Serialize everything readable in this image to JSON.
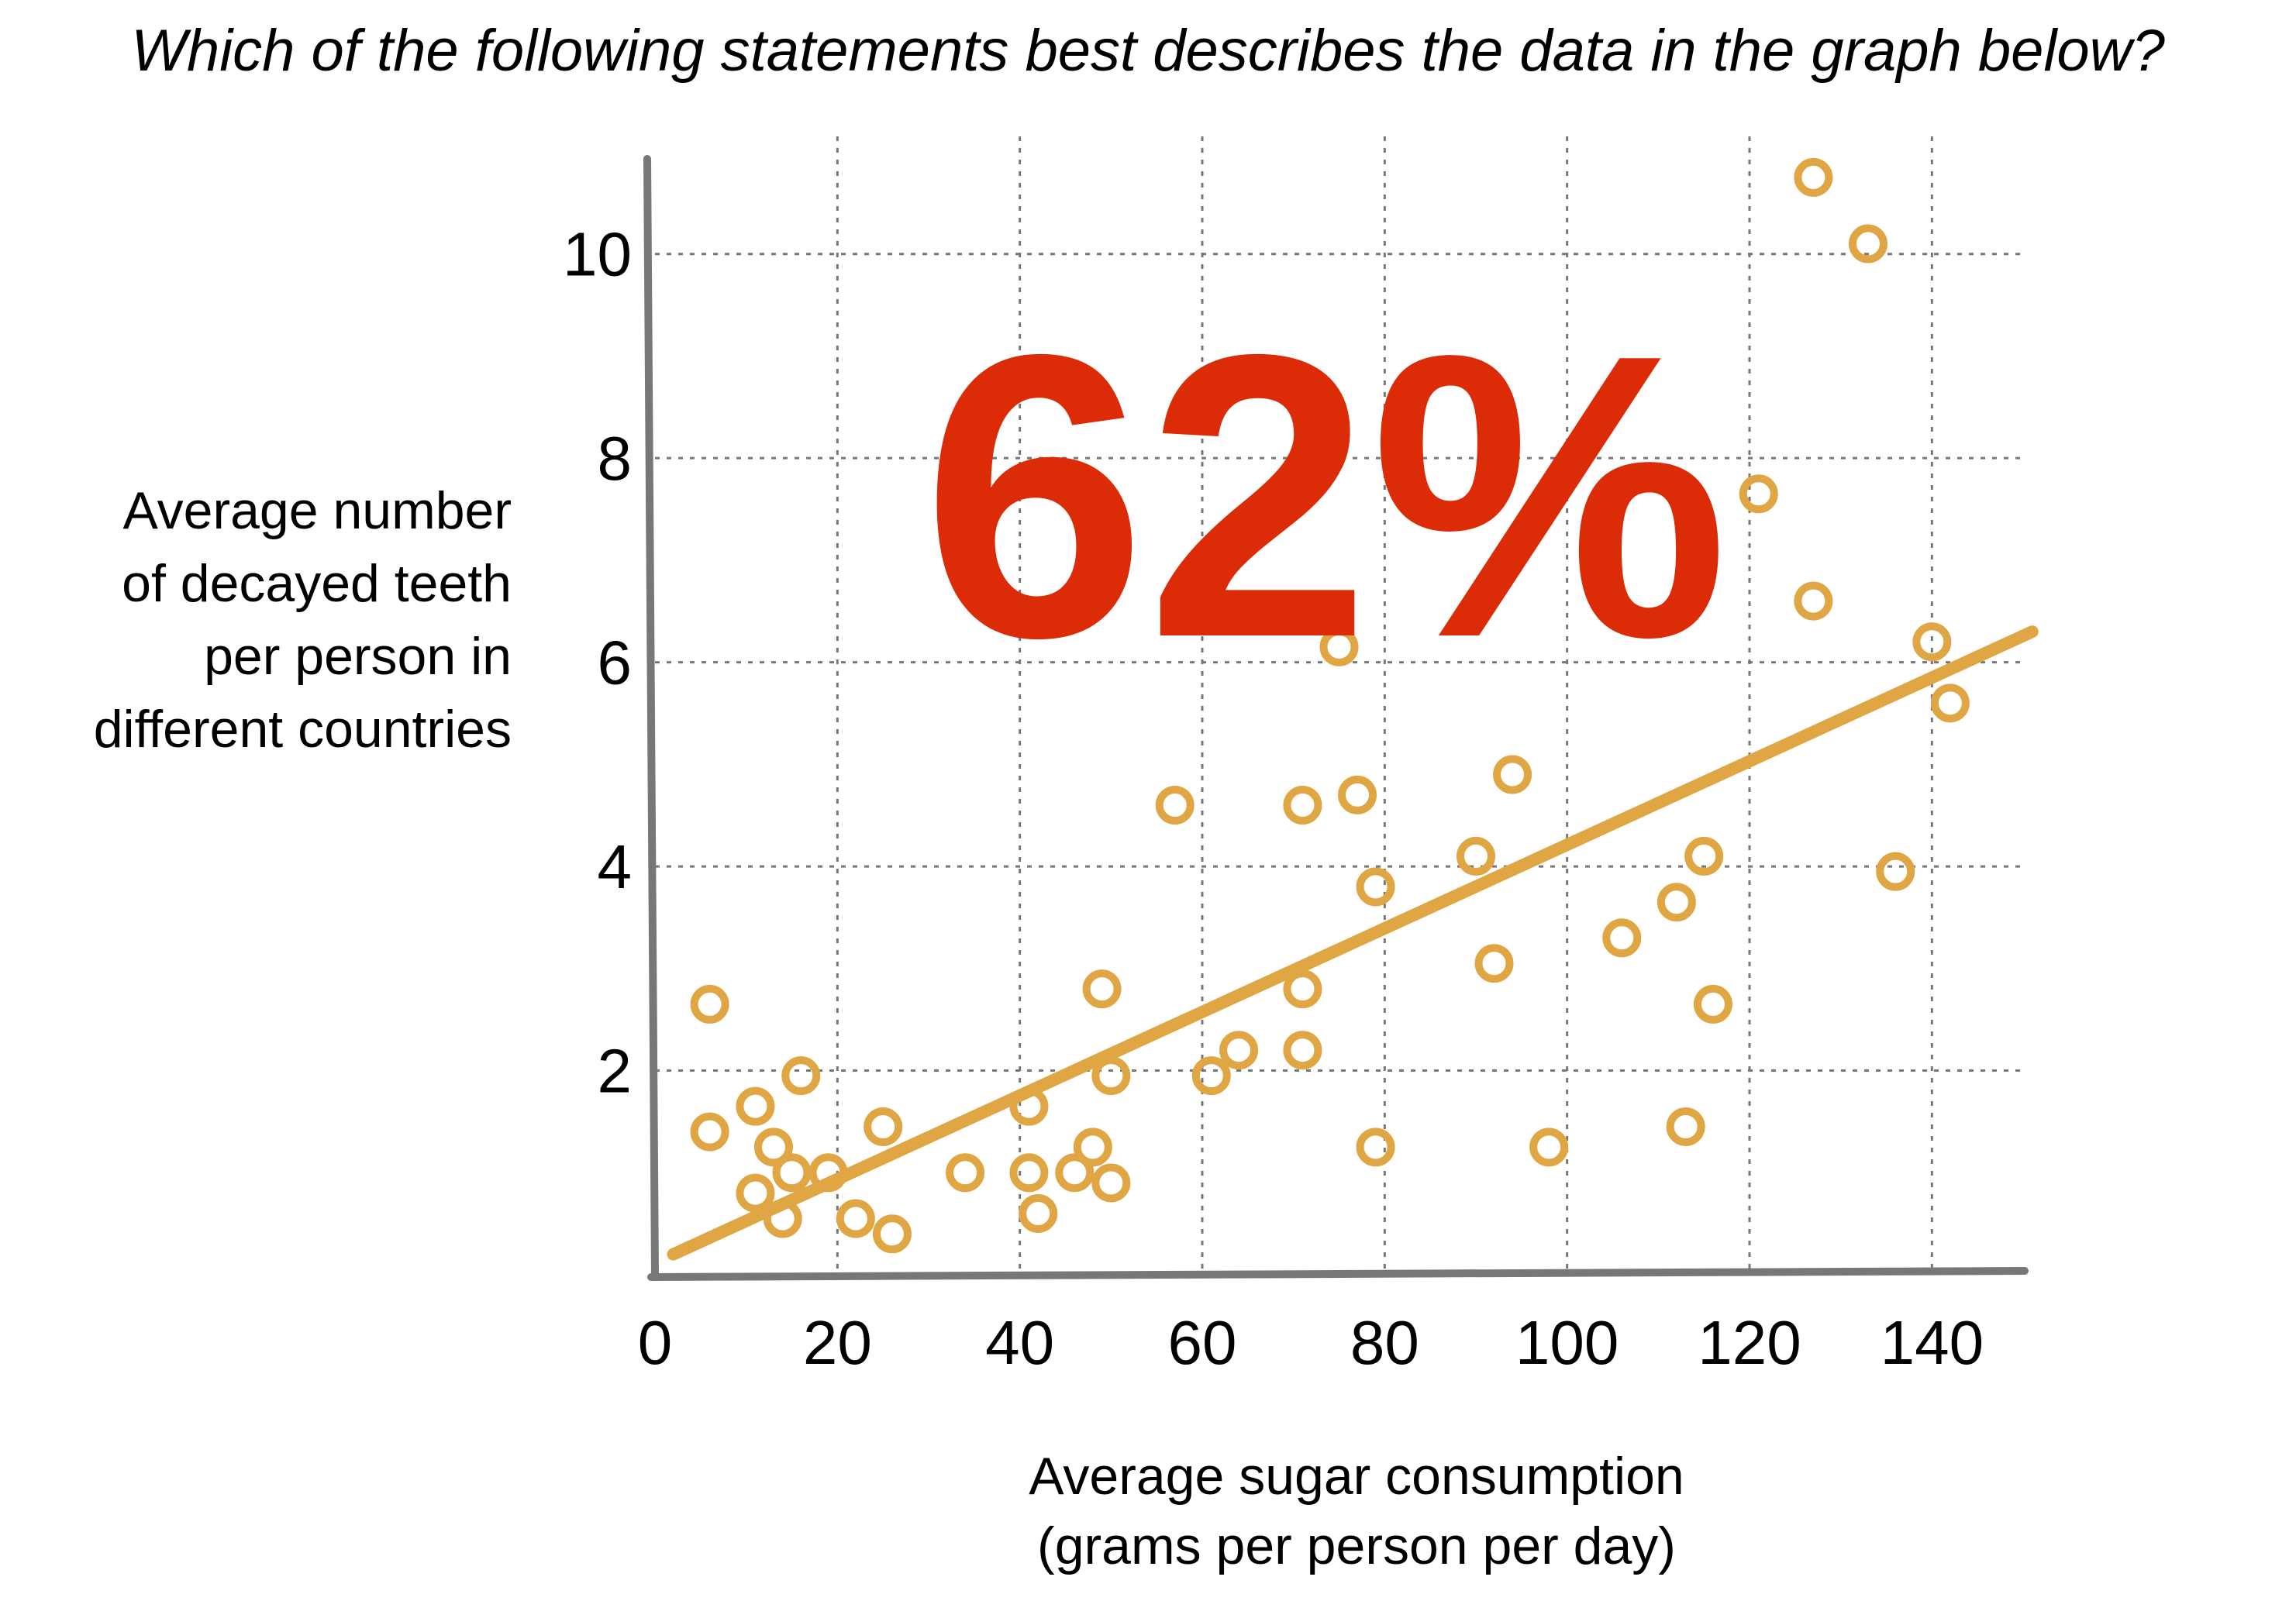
{
  "question": "Which of the following statements best describes the data in the graph below?",
  "overlay_value": "62%",
  "colors": {
    "points": "#E0A643",
    "trend": "#E0A643",
    "overlay": "#DC2B07",
    "axis": "#777777",
    "grid": "#777777"
  },
  "chart_data": {
    "type": "scatter",
    "title": "",
    "xlabel_lines": [
      "Average sugar consumption",
      "(grams per person per day)"
    ],
    "ylabel_lines": [
      "Average number",
      "of decayed teeth",
      "per person in",
      "different countries"
    ],
    "xlim": [
      0,
      150
    ],
    "ylim": [
      0,
      11
    ],
    "xticks": [
      0,
      20,
      40,
      60,
      80,
      100,
      120,
      140
    ],
    "xtick_labels": [
      "0",
      "20",
      "40",
      "60",
      "80",
      "100",
      "120",
      "140"
    ],
    "yticks": [
      2,
      4,
      6,
      8,
      10
    ],
    "ytick_labels": [
      "2",
      "4",
      "6",
      "8",
      "10"
    ],
    "grid": true,
    "trendline": {
      "x": [
        2,
        151
      ],
      "y": [
        0.2,
        6.3
      ]
    },
    "points": [
      {
        "x": 6,
        "y": 2.65
      },
      {
        "x": 6,
        "y": 1.4
      },
      {
        "x": 11,
        "y": 1.65
      },
      {
        "x": 11,
        "y": 0.8
      },
      {
        "x": 13,
        "y": 1.25
      },
      {
        "x": 14,
        "y": 0.55
      },
      {
        "x": 15,
        "y": 1.0
      },
      {
        "x": 16,
        "y": 1.95
      },
      {
        "x": 19,
        "y": 1.0
      },
      {
        "x": 22,
        "y": 0.55
      },
      {
        "x": 25,
        "y": 1.45
      },
      {
        "x": 26,
        "y": 0.4
      },
      {
        "x": 34,
        "y": 1.0
      },
      {
        "x": 41,
        "y": 1.65
      },
      {
        "x": 41,
        "y": 1.0
      },
      {
        "x": 42,
        "y": 0.6
      },
      {
        "x": 46,
        "y": 1.0
      },
      {
        "x": 48,
        "y": 1.25
      },
      {
        "x": 49,
        "y": 2.8
      },
      {
        "x": 50,
        "y": 1.95
      },
      {
        "x": 50,
        "y": 0.9
      },
      {
        "x": 57,
        "y": 4.6
      },
      {
        "x": 61,
        "y": 1.95
      },
      {
        "x": 64,
        "y": 2.2
      },
      {
        "x": 71,
        "y": 4.6
      },
      {
        "x": 71,
        "y": 2.8
      },
      {
        "x": 71,
        "y": 2.2
      },
      {
        "x": 75,
        "y": 6.15
      },
      {
        "x": 77,
        "y": 4.7
      },
      {
        "x": 79,
        "y": 3.8
      },
      {
        "x": 79,
        "y": 1.25
      },
      {
        "x": 90,
        "y": 4.1
      },
      {
        "x": 92,
        "y": 3.05
      },
      {
        "x": 94,
        "y": 4.9
      },
      {
        "x": 98,
        "y": 1.25
      },
      {
        "x": 106,
        "y": 3.3
      },
      {
        "x": 112,
        "y": 3.65
      },
      {
        "x": 113,
        "y": 1.45
      },
      {
        "x": 115,
        "y": 4.1
      },
      {
        "x": 116,
        "y": 2.65
      },
      {
        "x": 121,
        "y": 7.65
      },
      {
        "x": 127,
        "y": 10.75
      },
      {
        "x": 127,
        "y": 6.6
      },
      {
        "x": 133,
        "y": 10.1
      },
      {
        "x": 136,
        "y": 3.95
      },
      {
        "x": 140,
        "y": 6.2
      },
      {
        "x": 142,
        "y": 5.6
      }
    ]
  }
}
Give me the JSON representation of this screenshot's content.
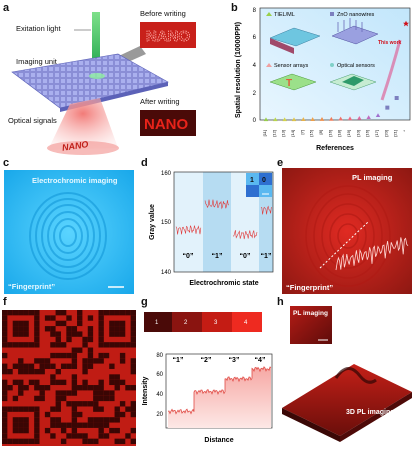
{
  "panel_labels": {
    "a": "a",
    "b": "b",
    "c": "c",
    "d": "d",
    "e": "e",
    "f": "f",
    "g": "g",
    "h": "h"
  },
  "panel_a": {
    "excitation": "Exitation light",
    "imaging_unit": "Imaging unit",
    "optical_signals": "Optical signals",
    "before": "Before writing",
    "after": "After writing",
    "word": "NANO"
  },
  "panel_b": {
    "ylabel": "Spatial resolution (10000PPI)",
    "xlabel": "References",
    "legend": [
      "TIEL/ML",
      "ZnO nanowires",
      "Sensor arrays",
      "Optical sensors"
    ],
    "this_work": "This work",
    "yticks": [
      "0",
      "2",
      "4",
      "6",
      "8"
    ],
    "xticks": [
      "[11]",
      "[12]",
      "[13]",
      "[14]",
      "[7]",
      "[15]",
      "[8]",
      "[16]",
      "[18]",
      "[19]",
      "[10]",
      "[16]",
      "[17]",
      "[20]",
      "[21]",
      "*"
    ]
  },
  "panel_c": {
    "title": "Electrochromic imaging",
    "caption": "“Fingerprint”"
  },
  "panel_d": {
    "ylabel": "Gray value",
    "xlabel": "Electrochromic state",
    "yticks": [
      "140",
      "150",
      "160"
    ],
    "states": [
      "“0”",
      "“1”",
      "“0”",
      "“1”"
    ],
    "inset": [
      "1",
      "0"
    ]
  },
  "panel_e": {
    "title": "PL imaging",
    "caption": "“Fingerprint”"
  },
  "panel_g": {
    "strip": [
      "1",
      "2",
      "3",
      "4"
    ],
    "ylabel": "Intensity",
    "xlabel": "Distance",
    "yticks": [
      "20",
      "40",
      "60",
      "80"
    ],
    "levels": [
      "“1”",
      "“2”",
      "“3”",
      "“4”"
    ]
  },
  "panel_h": {
    "inset_title": "PL imaging",
    "main": "3D PL imaging"
  },
  "colors": {
    "red": "#d9261c",
    "cyan": "#1fb6ee",
    "darkred": "#5a0a08"
  }
}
────
**What is asked**
Every record gets retyped exactly; no picture goes into the copy.

**Response below**
Serialize everything readable in this image to JSON.
{
  "question": "Which of the following statements best describes the data in the graph below?",
  "overlay_value": "62%",
  "colors": {
    "points": "#E0A643",
    "trend": "#E0A643",
    "overlay": "#DC2B07",
    "axis": "#777777",
    "grid": "#777777"
  },
  "chart_data": {
    "type": "scatter",
    "title": "",
    "xlabel_lines": [
      "Average sugar consumption",
      "(grams per person per day)"
    ],
    "ylabel_lines": [
      "Average number",
      "of decayed teeth",
      "per person in",
      "different countries"
    ],
    "xlim": [
      0,
      150
    ],
    "ylim": [
      0,
      11
    ],
    "xticks": [
      0,
      20,
      40,
      60,
      80,
      100,
      120,
      140
    ],
    "xtick_labels": [
      "0",
      "20",
      "40",
      "60",
      "80",
      "100",
      "120",
      "140"
    ],
    "yticks": [
      2,
      4,
      6,
      8,
      10
    ],
    "ytick_labels": [
      "2",
      "4",
      "6",
      "8",
      "10"
    ],
    "grid": true,
    "trendline": {
      "x": [
        2,
        151
      ],
      "y": [
        0.2,
        6.3
      ]
    },
    "points": [
      {
        "x": 6,
        "y": 2.65
      },
      {
        "x": 6,
        "y": 1.4
      },
      {
        "x": 11,
        "y": 1.65
      },
      {
        "x": 11,
        "y": 0.8
      },
      {
        "x": 13,
        "y": 1.25
      },
      {
        "x": 14,
        "y": 0.55
      },
      {
        "x": 15,
        "y": 1.0
      },
      {
        "x": 16,
        "y": 1.95
      },
      {
        "x": 19,
        "y": 1.0
      },
      {
        "x": 22,
        "y": 0.55
      },
      {
        "x": 25,
        "y": 1.45
      },
      {
        "x": 26,
        "y": 0.4
      },
      {
        "x": 34,
        "y": 1.0
      },
      {
        "x": 41,
        "y": 1.65
      },
      {
        "x": 41,
        "y": 1.0
      },
      {
        "x": 42,
        "y": 0.6
      },
      {
        "x": 46,
        "y": 1.0
      },
      {
        "x": 48,
        "y": 1.25
      },
      {
        "x": 49,
        "y": 2.8
      },
      {
        "x": 50,
        "y": 1.95
      },
      {
        "x": 50,
        "y": 0.9
      },
      {
        "x": 57,
        "y": 4.6
      },
      {
        "x": 61,
        "y": 1.95
      },
      {
        "x": 64,
        "y": 2.2
      },
      {
        "x": 71,
        "y": 4.6
      },
      {
        "x": 71,
        "y": 2.8
      },
      {
        "x": 71,
        "y": 2.2
      },
      {
        "x": 75,
        "y": 6.15
      },
      {
        "x": 77,
        "y": 4.7
      },
      {
        "x": 79,
        "y": 3.8
      },
      {
        "x": 79,
        "y": 1.25
      },
      {
        "x": 90,
        "y": 4.1
      },
      {
        "x": 92,
        "y": 3.05
      },
      {
        "x": 94,
        "y": 4.9
      },
      {
        "x": 98,
        "y": 1.25
      },
      {
        "x": 106,
        "y": 3.3
      },
      {
        "x": 112,
        "y": 3.65
      },
      {
        "x": 113,
        "y": 1.45
      },
      {
        "x": 115,
        "y": 4.1
      },
      {
        "x": 116,
        "y": 2.65
      },
      {
        "x": 121,
        "y": 7.65
      },
      {
        "x": 127,
        "y": 10.75
      },
      {
        "x": 127,
        "y": 6.6
      },
      {
        "x": 133,
        "y": 10.1
      },
      {
        "x": 136,
        "y": 3.95
      },
      {
        "x": 140,
        "y": 6.2
      },
      {
        "x": 142,
        "y": 5.6
      }
    ]
  }
}
Give me the JSON representation of this screenshot's content.
{
  "panel_labels": {
    "a": "a",
    "b": "b",
    "c": "c",
    "d": "d",
    "e": "e",
    "f": "f",
    "g": "g",
    "h": "h"
  },
  "panel_a": {
    "excitation": "Exitation light",
    "imaging_unit": "Imaging unit",
    "optical_signals": "Optical signals",
    "before": "Before writing",
    "after": "After writing",
    "word": "NANO"
  },
  "panel_b": {
    "ylabel": "Spatial resolution (10000PPI)",
    "xlabel": "References",
    "legend": [
      "TIEL/ML",
      "ZnO nanowires",
      "Sensor arrays",
      "Optical sensors"
    ],
    "this_work": "This work",
    "yticks": [
      "0",
      "2",
      "4",
      "6",
      "8"
    ],
    "xticks": [
      "[11]",
      "[12]",
      "[13]",
      "[14]",
      "[7]",
      "[15]",
      "[8]",
      "[16]",
      "[18]",
      "[19]",
      "[10]",
      "[16]",
      "[17]",
      "[20]",
      "[21]",
      "*"
    ]
  },
  "panel_c": {
    "title": "Electrochromic imaging",
    "caption": "“Fingerprint”"
  },
  "panel_d": {
    "ylabel": "Gray value",
    "xlabel": "Electrochromic state",
    "yticks": [
      "140",
      "150",
      "160"
    ],
    "states": [
      "“0”",
      "“1”",
      "“0”",
      "“1”"
    ],
    "inset": [
      "1",
      "0"
    ]
  },
  "panel_e": {
    "title": "PL imaging",
    "caption": "“Fingerprint”"
  },
  "panel_g": {
    "strip": [
      "1",
      "2",
      "3",
      "4"
    ],
    "ylabel": "Intensity",
    "xlabel": "Distance",
    "yticks": [
      "20",
      "40",
      "60",
      "80"
    ],
    "levels": [
      "“1”",
      "“2”",
      "“3”",
      "“4”"
    ]
  },
  "panel_h": {
    "inset_title": "PL imaging",
    "main": "3D PL imaging"
  },
  "colors": {
    "red": "#d9261c",
    "cyan": "#1fb6ee",
    "darkred": "#5a0a08"
  }
}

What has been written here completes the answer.